◆ **Your task**
For each line in the data below that holds "plug", return a copy.

** start **

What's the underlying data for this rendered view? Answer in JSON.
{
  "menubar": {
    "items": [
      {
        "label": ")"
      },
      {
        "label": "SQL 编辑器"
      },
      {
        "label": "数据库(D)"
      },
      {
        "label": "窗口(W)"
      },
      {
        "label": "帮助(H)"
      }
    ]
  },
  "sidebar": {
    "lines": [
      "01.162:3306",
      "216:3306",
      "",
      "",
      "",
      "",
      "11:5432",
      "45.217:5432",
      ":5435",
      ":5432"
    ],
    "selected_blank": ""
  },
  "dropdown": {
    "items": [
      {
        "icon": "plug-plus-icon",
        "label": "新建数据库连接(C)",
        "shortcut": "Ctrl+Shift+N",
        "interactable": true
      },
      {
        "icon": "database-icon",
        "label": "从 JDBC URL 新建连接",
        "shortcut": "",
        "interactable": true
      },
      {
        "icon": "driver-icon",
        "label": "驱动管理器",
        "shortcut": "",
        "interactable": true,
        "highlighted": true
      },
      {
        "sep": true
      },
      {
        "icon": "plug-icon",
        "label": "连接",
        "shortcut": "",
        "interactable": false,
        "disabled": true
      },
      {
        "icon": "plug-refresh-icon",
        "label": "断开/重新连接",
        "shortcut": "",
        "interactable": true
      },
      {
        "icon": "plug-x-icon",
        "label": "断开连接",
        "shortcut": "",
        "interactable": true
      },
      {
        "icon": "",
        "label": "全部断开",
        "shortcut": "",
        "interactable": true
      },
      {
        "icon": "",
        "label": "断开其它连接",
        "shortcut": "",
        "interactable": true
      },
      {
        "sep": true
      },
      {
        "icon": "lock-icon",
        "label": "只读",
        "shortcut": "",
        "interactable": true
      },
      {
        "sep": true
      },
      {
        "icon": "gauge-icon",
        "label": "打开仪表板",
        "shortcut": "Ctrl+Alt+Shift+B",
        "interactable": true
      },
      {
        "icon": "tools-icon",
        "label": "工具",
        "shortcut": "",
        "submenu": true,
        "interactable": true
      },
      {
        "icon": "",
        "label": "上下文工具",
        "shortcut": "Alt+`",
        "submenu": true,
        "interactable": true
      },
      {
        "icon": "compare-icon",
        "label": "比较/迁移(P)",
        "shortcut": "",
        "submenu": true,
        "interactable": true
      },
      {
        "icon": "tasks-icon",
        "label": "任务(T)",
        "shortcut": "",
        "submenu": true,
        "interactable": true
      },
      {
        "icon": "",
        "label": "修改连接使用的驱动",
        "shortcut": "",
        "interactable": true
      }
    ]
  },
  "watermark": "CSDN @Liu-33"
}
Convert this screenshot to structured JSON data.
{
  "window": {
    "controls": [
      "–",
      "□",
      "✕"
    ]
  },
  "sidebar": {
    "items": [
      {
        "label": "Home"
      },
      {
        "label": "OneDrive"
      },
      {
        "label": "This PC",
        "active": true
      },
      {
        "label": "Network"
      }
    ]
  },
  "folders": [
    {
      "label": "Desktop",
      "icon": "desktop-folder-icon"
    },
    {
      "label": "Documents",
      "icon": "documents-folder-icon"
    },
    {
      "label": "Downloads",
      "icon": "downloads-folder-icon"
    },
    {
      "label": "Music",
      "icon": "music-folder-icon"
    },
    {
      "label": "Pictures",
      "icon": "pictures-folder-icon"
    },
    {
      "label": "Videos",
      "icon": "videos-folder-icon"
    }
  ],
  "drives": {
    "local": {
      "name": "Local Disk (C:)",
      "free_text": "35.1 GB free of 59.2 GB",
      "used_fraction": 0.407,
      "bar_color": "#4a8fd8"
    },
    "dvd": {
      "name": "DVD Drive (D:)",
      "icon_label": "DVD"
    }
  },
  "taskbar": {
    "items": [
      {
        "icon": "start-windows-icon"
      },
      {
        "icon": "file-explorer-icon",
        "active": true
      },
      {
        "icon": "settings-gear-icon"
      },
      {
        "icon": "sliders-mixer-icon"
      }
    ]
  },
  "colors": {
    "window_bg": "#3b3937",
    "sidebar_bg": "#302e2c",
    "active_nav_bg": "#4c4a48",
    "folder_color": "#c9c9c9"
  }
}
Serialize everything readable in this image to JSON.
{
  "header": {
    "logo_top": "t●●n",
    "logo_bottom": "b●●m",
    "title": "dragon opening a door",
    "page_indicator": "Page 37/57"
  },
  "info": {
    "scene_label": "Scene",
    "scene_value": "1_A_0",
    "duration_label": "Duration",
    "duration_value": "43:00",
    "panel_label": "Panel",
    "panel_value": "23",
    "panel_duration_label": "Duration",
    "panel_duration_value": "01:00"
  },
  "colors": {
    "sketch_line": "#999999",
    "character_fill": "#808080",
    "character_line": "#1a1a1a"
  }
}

** end **

◆ **Result**
        "icon": "plug-plus-icon",
        "icon": "plug-icon",
        "icon": "plug-refresh-icon",
        "icon": "plug-x-icon",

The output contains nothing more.